- **Exercise**
Tally up how many lines in the listing below contain the string "zachodnia", and give only the total.

- **Exercise material**
--- Begin ---

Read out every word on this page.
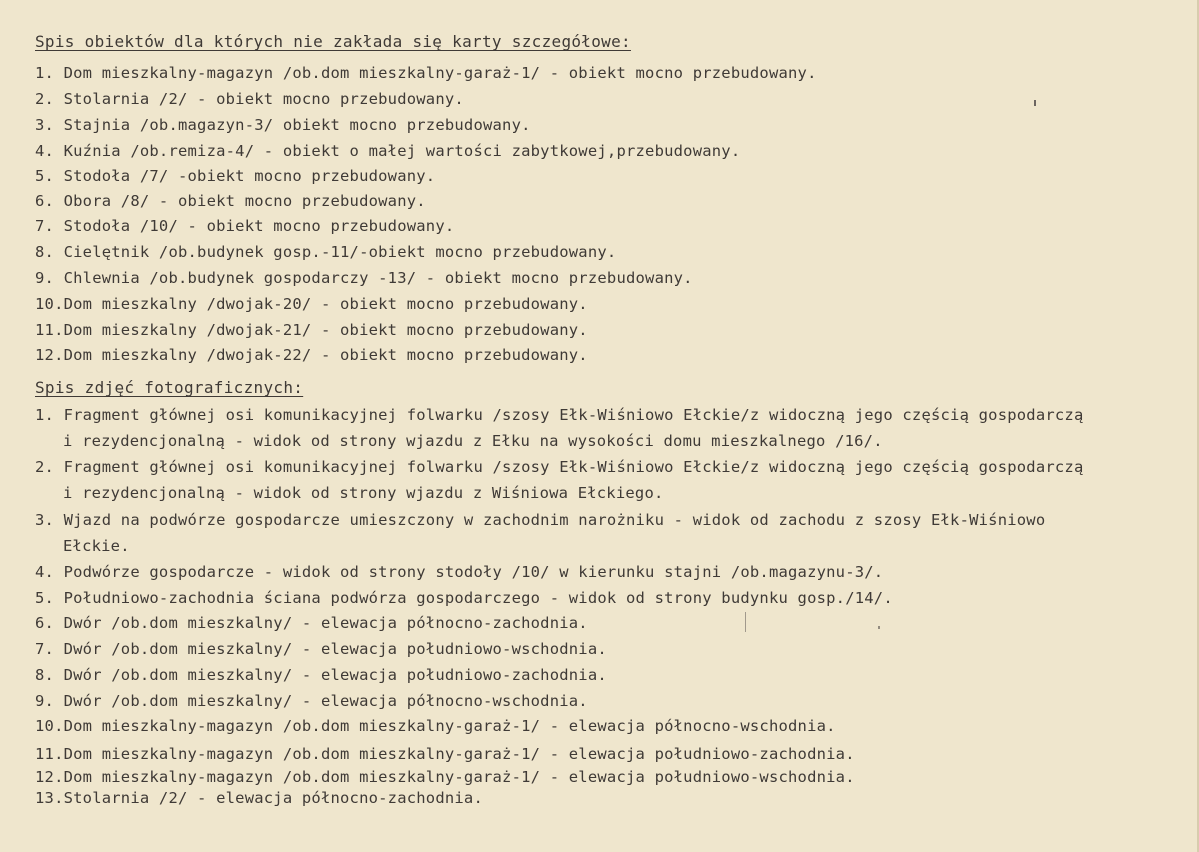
Spis obiektów dla których nie zakłada się karty szczegółowe:
1. Dom mieszkalny-magazyn /ob.dom mieszkalny-garaż-1/ - obiekt mocno przebudowany.
2. Stolarnia /2/ - obiekt mocno przebudowany.
3. Stajnia /ob.magazyn-3/ obiekt mocno przebudowany.
4. Kuźnia /ob.remiza-4/ - obiekt o małej wartości zabytkowej,przebudowany.
5. Stodoła /7/ -obiekt mocno przebudowany.
6. Obora /8/ - obiekt mocno przebudowany.
7. Stodoła /10/ - obiekt mocno przebudowany.
8. Cielętnik /ob.budynek gosp.-11/-obiekt mocno przebudowany.
9. Chlewnia /ob.budynek gospodarczy -13/ - obiekt mocno przebudowany.
10.Dom mieszkalny /dwojak-20/ - obiekt mocno przebudowany.
11.Dom mieszkalny /dwojak-21/ - obiekt mocno przebudowany.
12.Dom mieszkalny /dwojak-22/ - obiekt mocno przebudowany.
Spis zdjęć fotograficznych:
1. Fragment głównej osi komunikacyjnej folwarku /szosy Ełk-Wiśniowo Ełckie/z widoczną jego częścią gospodarczą
i rezydencjonalną - widok od strony wjazdu z Ełku na wysokości domu mieszkalnego /16/.
2. Fragment głównej osi komunikacyjnej folwarku /szosy Ełk-Wiśniowo Ełckie/z widoczną jego częścią gospodarczą
i rezydencjonalną - widok od strony wjazdu z Wiśniowa Ełckiego.
3. Wjazd na podwórze gospodarcze umieszczony w zachodnim narożniku - widok od zachodu z szosy Ełk-Wiśniowo
Ełckie.
4. Podwórze gospodarcze - widok od strony stodoły /10/ w kierunku stajni /ob.magazynu-3/.
5. Południowo-zachodnia ściana podwórza gospodarczego - widok od strony budynku gosp./14/.
6. Dwór /ob.dom mieszkalny/ - elewacja północno-zachodnia.
7. Dwór /ob.dom mieszkalny/ - elewacja południowo-wschodnia.
8. Dwór /ob.dom mieszkalny/ - elewacja południowo-zachodnia.
9. Dwór /ob.dom mieszkalny/ - elewacja północno-wschodnia.
10.Dom mieszkalny-magazyn /ob.dom mieszkalny-garaż-1/ - elewacja północno-wschodnia.
11.Dom mieszkalny-magazyn /ob.dom mieszkalny-garaż-1/ - elewacja południowo-zachodnia.
12.Dom mieszkalny-magazyn /ob.dom mieszkalny-garaż-1/ - elewacja południowo-wschodnia.
13.Stolarnia /2/ - elewacja północno-zachodnia.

--- End ---

- **Worked answer**
5